- _RAW RECORDS_:
-- begin --

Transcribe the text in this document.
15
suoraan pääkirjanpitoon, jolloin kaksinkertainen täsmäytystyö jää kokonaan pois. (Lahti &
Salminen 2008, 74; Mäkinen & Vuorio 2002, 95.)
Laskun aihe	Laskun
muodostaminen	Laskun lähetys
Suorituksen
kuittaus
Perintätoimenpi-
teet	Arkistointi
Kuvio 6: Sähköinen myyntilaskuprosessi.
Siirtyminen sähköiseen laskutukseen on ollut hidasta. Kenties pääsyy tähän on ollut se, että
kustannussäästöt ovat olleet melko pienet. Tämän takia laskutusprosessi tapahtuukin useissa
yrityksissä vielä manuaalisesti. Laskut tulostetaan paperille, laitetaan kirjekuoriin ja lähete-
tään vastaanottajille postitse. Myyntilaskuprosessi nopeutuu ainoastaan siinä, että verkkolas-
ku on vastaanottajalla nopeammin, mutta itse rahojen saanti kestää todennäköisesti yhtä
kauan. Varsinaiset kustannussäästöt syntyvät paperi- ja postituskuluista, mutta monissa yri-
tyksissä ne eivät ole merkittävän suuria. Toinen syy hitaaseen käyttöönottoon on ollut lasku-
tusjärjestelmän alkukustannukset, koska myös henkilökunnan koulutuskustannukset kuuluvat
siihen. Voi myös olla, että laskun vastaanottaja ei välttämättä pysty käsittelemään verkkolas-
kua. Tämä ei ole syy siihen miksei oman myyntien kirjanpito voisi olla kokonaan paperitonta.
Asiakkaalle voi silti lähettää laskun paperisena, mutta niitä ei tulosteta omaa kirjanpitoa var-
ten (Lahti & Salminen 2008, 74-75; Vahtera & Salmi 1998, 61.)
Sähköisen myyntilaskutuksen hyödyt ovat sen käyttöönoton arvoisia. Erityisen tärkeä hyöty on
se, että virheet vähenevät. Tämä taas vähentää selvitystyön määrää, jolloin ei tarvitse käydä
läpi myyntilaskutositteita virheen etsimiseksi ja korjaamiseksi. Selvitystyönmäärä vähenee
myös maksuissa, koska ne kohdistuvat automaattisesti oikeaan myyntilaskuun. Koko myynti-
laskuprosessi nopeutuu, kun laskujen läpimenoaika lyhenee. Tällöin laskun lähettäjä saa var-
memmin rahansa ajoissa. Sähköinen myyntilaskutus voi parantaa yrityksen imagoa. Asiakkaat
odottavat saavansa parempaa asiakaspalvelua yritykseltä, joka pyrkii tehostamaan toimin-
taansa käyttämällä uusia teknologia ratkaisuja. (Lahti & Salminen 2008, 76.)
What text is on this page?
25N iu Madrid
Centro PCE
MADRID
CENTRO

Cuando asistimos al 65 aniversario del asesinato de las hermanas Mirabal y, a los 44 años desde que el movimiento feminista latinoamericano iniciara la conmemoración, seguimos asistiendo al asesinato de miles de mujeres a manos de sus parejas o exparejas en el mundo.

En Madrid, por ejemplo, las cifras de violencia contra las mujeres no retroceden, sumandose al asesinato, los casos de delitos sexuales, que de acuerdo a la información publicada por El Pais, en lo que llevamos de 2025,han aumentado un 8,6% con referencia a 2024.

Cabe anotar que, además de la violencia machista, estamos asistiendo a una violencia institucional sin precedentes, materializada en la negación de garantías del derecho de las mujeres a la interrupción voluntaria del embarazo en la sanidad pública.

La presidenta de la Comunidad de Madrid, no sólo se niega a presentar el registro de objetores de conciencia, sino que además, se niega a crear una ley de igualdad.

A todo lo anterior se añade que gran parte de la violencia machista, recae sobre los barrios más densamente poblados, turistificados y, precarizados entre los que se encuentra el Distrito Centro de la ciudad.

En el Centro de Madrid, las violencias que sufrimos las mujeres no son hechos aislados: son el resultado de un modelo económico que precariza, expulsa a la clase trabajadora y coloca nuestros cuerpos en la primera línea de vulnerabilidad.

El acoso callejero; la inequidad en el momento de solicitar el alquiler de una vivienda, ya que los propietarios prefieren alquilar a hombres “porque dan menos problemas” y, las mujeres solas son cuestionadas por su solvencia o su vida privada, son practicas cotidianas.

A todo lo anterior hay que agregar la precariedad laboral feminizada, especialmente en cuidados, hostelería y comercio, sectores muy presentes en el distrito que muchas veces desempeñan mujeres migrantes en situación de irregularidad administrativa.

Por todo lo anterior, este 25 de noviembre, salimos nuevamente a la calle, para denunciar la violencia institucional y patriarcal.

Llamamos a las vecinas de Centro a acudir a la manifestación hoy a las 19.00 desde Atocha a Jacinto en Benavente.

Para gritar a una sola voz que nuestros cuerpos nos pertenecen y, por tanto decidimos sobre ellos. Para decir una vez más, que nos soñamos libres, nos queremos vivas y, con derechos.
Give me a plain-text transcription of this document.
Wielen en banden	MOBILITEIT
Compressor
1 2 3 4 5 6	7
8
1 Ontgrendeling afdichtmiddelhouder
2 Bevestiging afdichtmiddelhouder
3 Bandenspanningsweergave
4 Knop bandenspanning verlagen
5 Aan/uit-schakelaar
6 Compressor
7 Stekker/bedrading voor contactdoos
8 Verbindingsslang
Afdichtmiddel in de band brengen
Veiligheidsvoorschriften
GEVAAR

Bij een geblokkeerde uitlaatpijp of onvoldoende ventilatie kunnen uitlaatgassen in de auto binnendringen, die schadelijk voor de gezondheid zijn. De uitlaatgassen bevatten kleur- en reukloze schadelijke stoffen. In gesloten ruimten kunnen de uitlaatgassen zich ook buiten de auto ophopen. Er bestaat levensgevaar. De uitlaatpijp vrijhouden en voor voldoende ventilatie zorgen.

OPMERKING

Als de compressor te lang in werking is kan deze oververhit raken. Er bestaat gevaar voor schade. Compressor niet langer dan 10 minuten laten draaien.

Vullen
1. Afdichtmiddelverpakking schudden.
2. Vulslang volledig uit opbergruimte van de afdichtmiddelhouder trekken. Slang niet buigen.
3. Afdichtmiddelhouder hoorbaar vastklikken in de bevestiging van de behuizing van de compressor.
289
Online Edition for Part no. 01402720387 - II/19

-- end --

- _SET PROBLEM_:
Look above for every line with the word "siihen" and copy it.

- _FINISHED EXERCISE_:
siihen. Voi myös olla, että laskun vastaanottaja ei välttämättä pysty käsittelemään verkkolas-
kua. Tämä ei ole syy siihen miksei oman myyntien kirjanpito voisi olla kokonaan paperitonta.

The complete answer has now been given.